▶ _EXERCISE BRIEF_: Below is a listing. Gather each line of it that contains "icon".

▼

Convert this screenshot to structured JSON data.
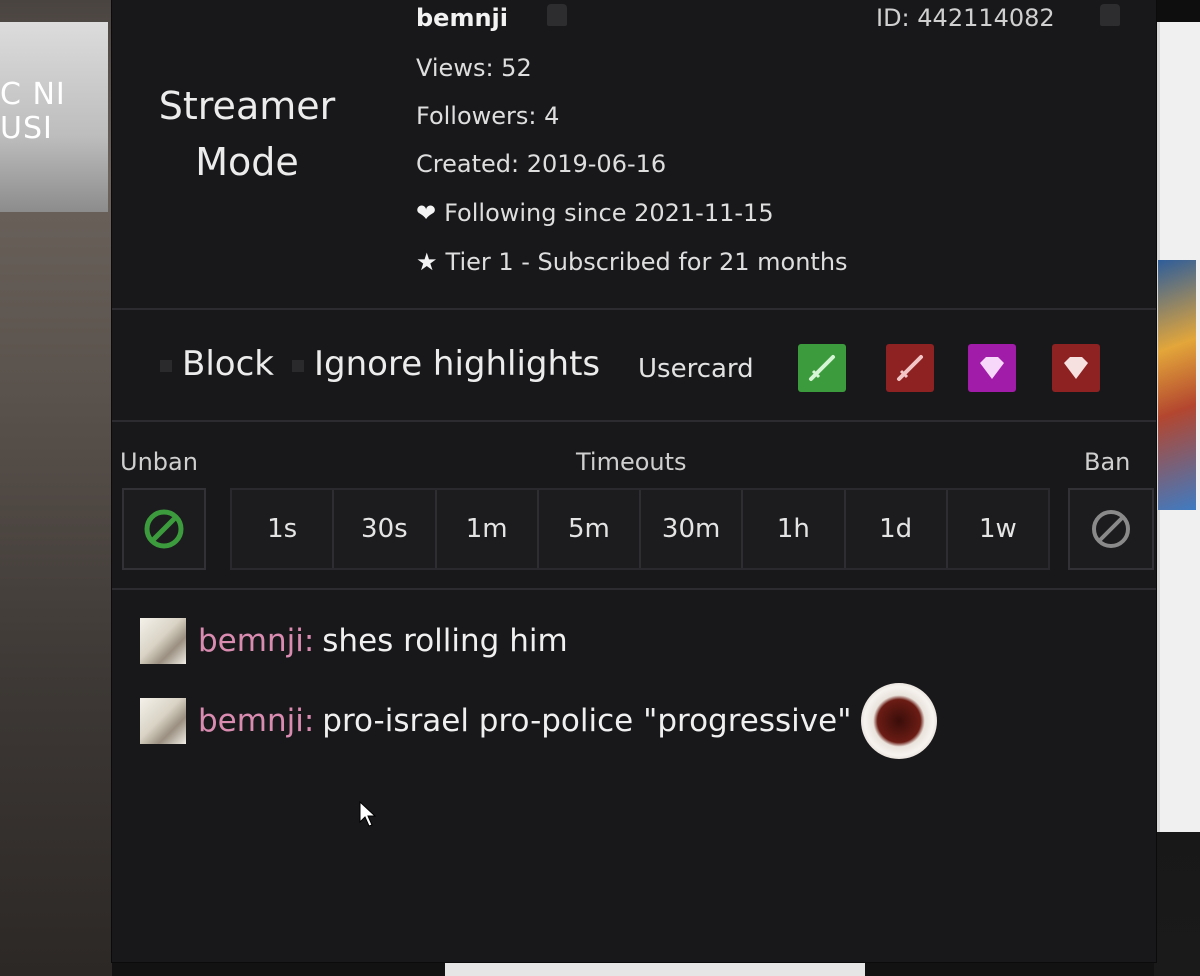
{
  "background": {
    "left_text": "C NI\nUSI"
  },
  "card": {
    "streamer_mode": "Streamer Mode",
    "username": "bemnji",
    "user_id": "ID: 442114082",
    "views": "Views: 52",
    "followers": "Followers: 4",
    "created": "Created: 2019-06-16",
    "following_icon": "heart-icon",
    "following_glyph": "❤",
    "following": "Following since 2021-11-15",
    "sub_icon": "star-icon",
    "sub_glyph": "★",
    "subscribed": "Tier 1 - Subscribed for 21 months"
  },
  "options": {
    "block": "Block",
    "ignore_highlights": "Ignore highlights",
    "usercard": "Usercard",
    "mod_buttons": [
      {
        "name": "mod-icon",
        "color": "#3c9b3c"
      },
      {
        "name": "unmod-icon",
        "color": "#8e2222"
      },
      {
        "name": "vip-icon",
        "color": "#a11ca8"
      },
      {
        "name": "unvip-icon",
        "color": "#8e2222"
      }
    ]
  },
  "moderation": {
    "unban_label": "Unban",
    "timeouts_label": "Timeouts",
    "ban_label": "Ban",
    "timeouts": [
      "1s",
      "30s",
      "1m",
      "5m",
      "30m",
      "1h",
      "1d",
      "1w"
    ],
    "unban_color": "#3c9b3c",
    "ban_color": "#8a8a8a"
  },
  "messages": [
    {
      "user": "bemnji:",
      "text": "shes rolling him",
      "emote": false
    },
    {
      "user": "bemnji:",
      "text": "pro-israel pro-police \"progressive\"",
      "emote": true
    }
  ],
  "colors": {
    "username_color": "#d98bb0",
    "background": "#18181b"
  }
}
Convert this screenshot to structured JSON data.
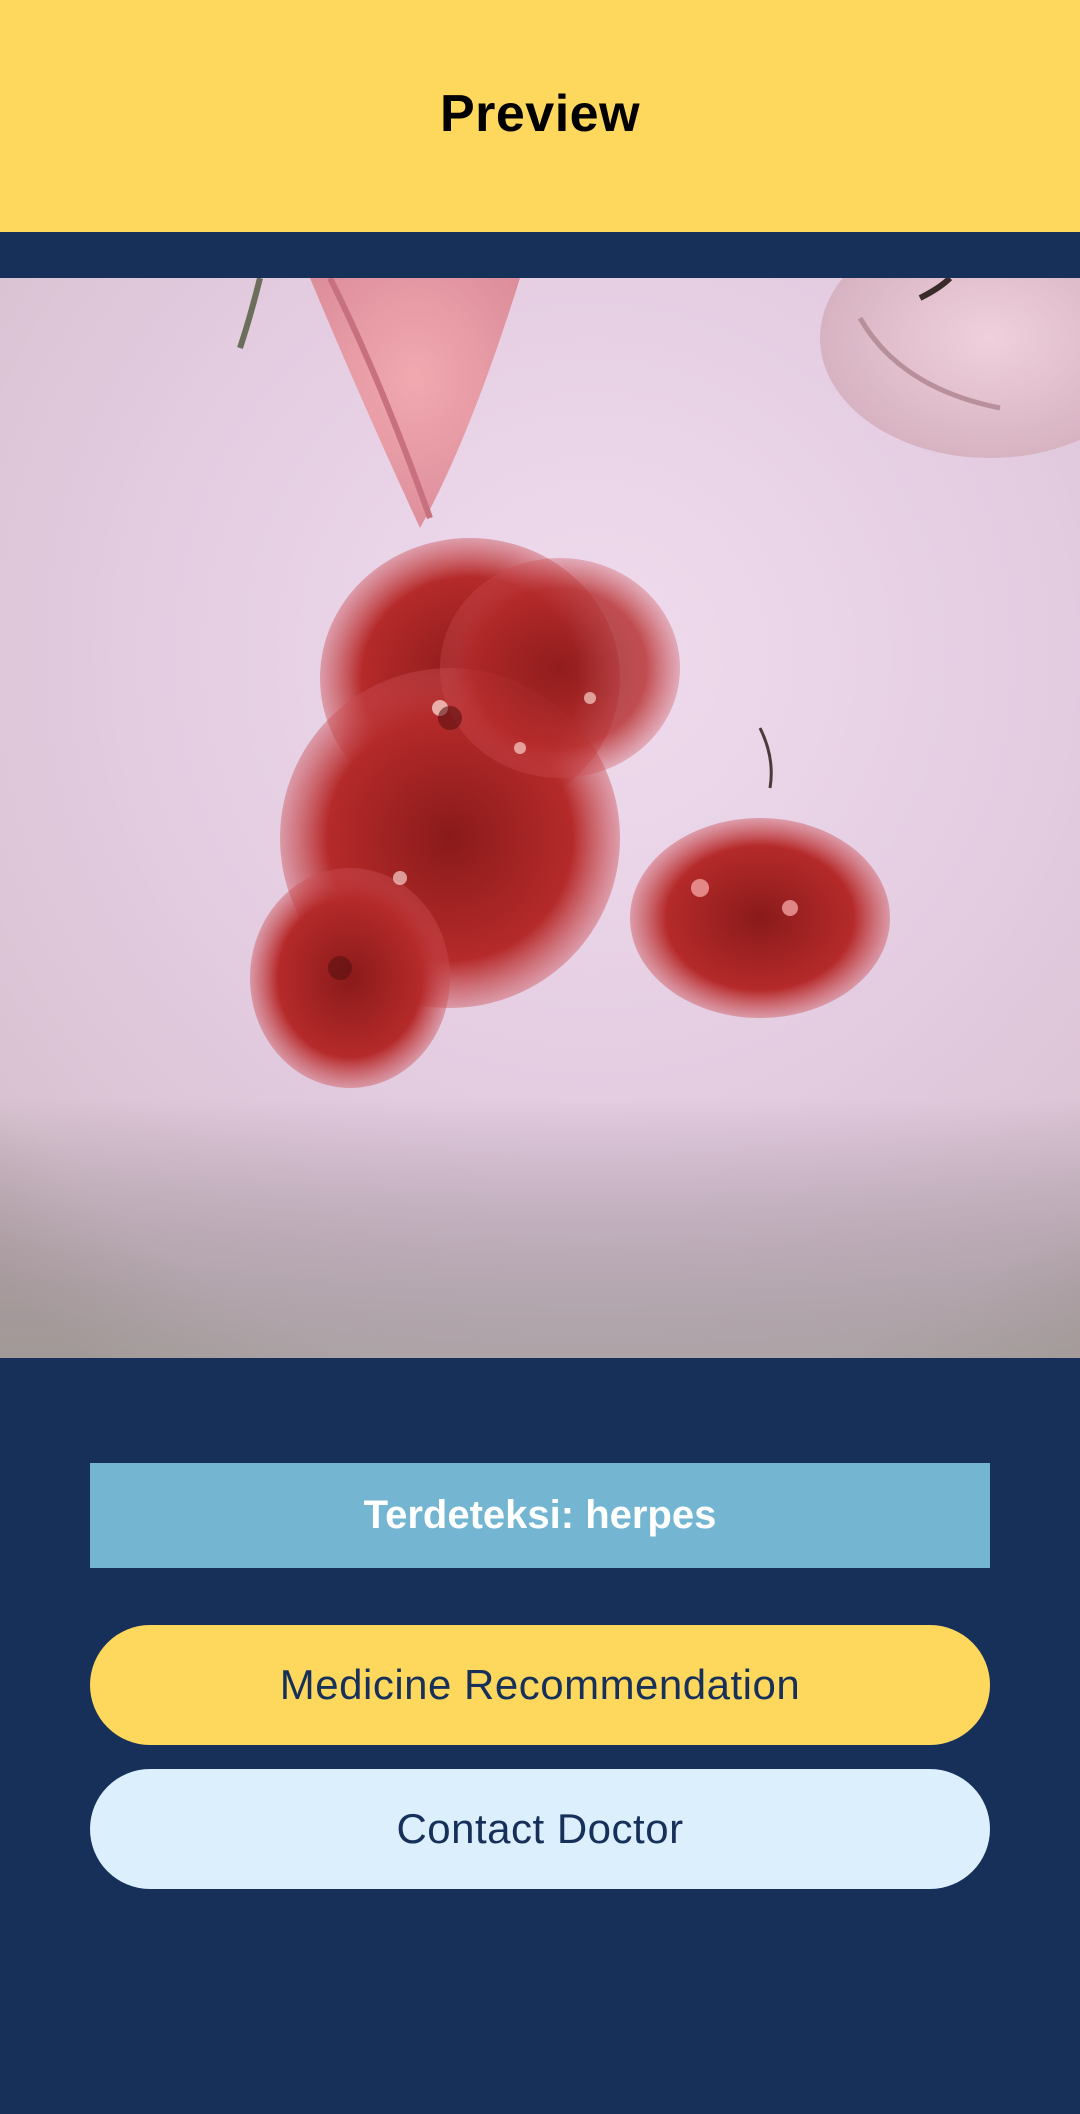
{
  "header": {
    "title": "Preview"
  },
  "preview": {
    "image_name": "skin-lesion-photo"
  },
  "result": {
    "text": "Terdeteksi: herpes"
  },
  "actions": {
    "medicine_label": "Medicine Recommendation",
    "doctor_label": "Contact Doctor"
  },
  "colors": {
    "header_bg": "#fed85d",
    "page_bg": "#16305a",
    "result_bg": "#74b6d1",
    "primary_button": "#fed85d",
    "secondary_button": "#dbeffc"
  }
}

▲

▶ _THE SOLUTION_:
    "following_icon": "heart-icon",
    "sub_icon": "star-icon",
        "name": "mod-icon",
        "name": "unmod-icon",
        "name": "vip-icon",
        "name": "unvip-icon",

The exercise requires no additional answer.